* _Work to complete_: Reproduce the entries in full, with no changes.

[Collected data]

╔══

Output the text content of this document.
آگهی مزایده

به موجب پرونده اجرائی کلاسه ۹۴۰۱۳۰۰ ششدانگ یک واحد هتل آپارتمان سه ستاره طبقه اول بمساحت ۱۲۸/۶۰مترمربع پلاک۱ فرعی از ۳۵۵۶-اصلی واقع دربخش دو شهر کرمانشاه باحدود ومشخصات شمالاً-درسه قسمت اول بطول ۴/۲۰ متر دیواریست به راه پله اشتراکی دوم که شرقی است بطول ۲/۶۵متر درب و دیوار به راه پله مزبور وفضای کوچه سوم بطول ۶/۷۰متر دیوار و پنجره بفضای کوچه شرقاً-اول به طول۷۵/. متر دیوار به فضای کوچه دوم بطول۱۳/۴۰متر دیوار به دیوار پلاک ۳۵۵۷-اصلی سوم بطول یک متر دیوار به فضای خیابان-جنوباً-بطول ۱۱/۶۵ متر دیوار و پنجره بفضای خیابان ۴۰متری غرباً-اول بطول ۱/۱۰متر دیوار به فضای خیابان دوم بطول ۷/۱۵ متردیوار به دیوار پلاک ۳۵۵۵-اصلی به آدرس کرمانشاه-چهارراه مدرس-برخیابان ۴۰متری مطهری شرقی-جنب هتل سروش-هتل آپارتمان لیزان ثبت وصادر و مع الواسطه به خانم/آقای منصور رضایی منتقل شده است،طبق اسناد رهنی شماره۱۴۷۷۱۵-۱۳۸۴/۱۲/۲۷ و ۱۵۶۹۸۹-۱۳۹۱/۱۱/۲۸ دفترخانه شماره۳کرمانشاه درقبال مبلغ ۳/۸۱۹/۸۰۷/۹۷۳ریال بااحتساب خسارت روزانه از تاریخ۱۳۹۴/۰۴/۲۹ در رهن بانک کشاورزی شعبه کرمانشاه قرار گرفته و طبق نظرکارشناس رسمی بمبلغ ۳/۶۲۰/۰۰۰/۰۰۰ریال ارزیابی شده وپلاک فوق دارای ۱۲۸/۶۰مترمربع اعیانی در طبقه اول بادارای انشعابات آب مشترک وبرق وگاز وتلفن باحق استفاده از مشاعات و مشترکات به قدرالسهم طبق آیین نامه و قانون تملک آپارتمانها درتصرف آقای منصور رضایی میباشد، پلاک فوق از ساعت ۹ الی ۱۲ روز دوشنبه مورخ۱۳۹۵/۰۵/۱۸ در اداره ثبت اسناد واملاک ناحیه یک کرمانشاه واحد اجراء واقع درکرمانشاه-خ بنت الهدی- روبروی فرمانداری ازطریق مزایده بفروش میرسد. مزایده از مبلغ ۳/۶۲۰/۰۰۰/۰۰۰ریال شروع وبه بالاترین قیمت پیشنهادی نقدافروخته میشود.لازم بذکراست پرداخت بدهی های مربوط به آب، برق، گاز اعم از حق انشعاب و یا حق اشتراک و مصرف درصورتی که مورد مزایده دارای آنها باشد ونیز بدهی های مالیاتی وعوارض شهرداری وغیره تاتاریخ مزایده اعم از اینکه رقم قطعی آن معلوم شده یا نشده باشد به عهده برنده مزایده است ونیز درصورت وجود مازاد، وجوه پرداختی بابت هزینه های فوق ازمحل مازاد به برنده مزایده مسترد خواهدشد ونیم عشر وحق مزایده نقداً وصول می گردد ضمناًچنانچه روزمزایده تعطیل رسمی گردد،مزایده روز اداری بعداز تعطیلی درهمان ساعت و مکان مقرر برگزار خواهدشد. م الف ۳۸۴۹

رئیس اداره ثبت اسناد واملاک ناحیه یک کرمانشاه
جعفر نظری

╚══

* _Reply to the task_:
Output the text content of this document.
آگهی مزایده

به موجب پرونده اجرائی کلاسه ۹۴۰۱۳۰۰ ششدانگ یک واحد هتل آپارتمان سه ستاره طبقه اول بمساحت ۱۲۸/۶۰مترمربع پلاک۱ فرعی از ۳۵۵۶-اصلی واقع دربخش دو شهر کرمانشاه باحدود ومشخصات شمالاً-درسه قسمت اول بطول ۴/۲۰ متر دیواریست به راه پله اشتراکی دوم که شرقی است بطول ۲/۶۵متر درب و دیوار به راه پله مزبور وفضای کوچه سوم بطول ۶/۷۰متر دیوار و پنجره بفضای کوچه شرقاً-اول به طول۷۵/. متر دیوار به فضای کوچه دوم بطول۱۳/۴۰متر دیوار به دیوار پلاک ۳۵۵۷-اصلی سوم بطول یک متر دیوار به فضای خیابان-جنوباً-بطول ۱۱/۶۵ متر دیوار و پنجره بفضای خیابان ۴۰متری غرباً-اول بطول ۱/۱۰متر دیوار به فضای خیابان دوم بطول ۷/۱۵ متردیوار به دیوار پلاک ۳۵۵۵-اصلی به آدرس کرمانشاه-چهارراه مدرس-برخیابان ۴۰متری مطهری شرقی-جنب هتل سروش-هتل آپارتمان لیزان ثبت وصادر و مع الواسطه به خانم/آقای منصور رضایی منتقل شده است،طبق اسناد رهنی شماره۱۴۷۷۱۵-۱۳۸۴/۱۲/۲۷ و ۱۵۶۹۸۹-۱۳۹۱/۱۱/۲۸ دفترخانه شماره۳کرمانشاه درقبال مبلغ ۳/۸۱۹/۸۰۷/۹۷۳ریال بااحتساب خسارت روزانه از تاریخ۱۳۹۴/۰۴/۲۹ در رهن بانک کشاورزی شعبه کرمانشاه قرار گرفته و طبق نظرکارشناس رسمی بمبلغ ۳/۶۲۰/۰۰۰/۰۰۰ریال ارزیابی شده وپلاک فوق دارای ۱۲۸/۶۰مترمربع اعیانی در طبقه اول بادارای انشعابات آب مشترک وبرق وگاز وتلفن باحق استفاده از مشاعات و مشترکات به قدرالسهم طبق آیین نامه و قانون تملک آپارتمانها درتصرف آقای منصور رضایی میباشد، پلاک فوق از ساعت ۹ الی ۱۲ روز دوشنبه مورخ۱۳۹۵/۰۵/۱۸ در اداره ثبت اسناد واملاک ناحیه یک کرمانشاه واحد اجراء واقع درکرمانشاه-خ بنت الهدی- روبروی فرمانداری ازطریق مزایده بفروش میرسد. مزایده از مبلغ ۳/۶۲۰/۰۰۰/۰۰۰ریال شروع وبه بالاترین قیمت پیشنهادی نقدافروخته میشود.لازم بذکراست پرداخت بدهی های مربوط به آب، برق، گاز اعم از حق انشعاب و یا حق اشتراک و مصرف درصورتی که مورد مزایده دارای آنها باشد ونیز بدهی های مالیاتی وعوارض شهرداری وغیره تاتاریخ مزایده اعم از اینکه رقم قطعی آن معلوم شده یا نشده باشد به عهده برنده مزایده است ونیز درصورت وجود مازاد، وجوه پرداختی بابت هزینه های فوق ازمحل مازاد به برنده مزایده مسترد خواهدشد ونیم عشر وحق مزایده نقداً وصول می گردد ضمناًچنانچه روزمزایده تعطیل رسمی گردد،مزایده روز اداری بعداز تعطیلی درهمان ساعت و مکان مقرر برگزار خواهدشد. م الف ۳۸۴۹

رئیس اداره ثبت اسناد واملاک ناحیه یک کرمانشاه
جعفر نظری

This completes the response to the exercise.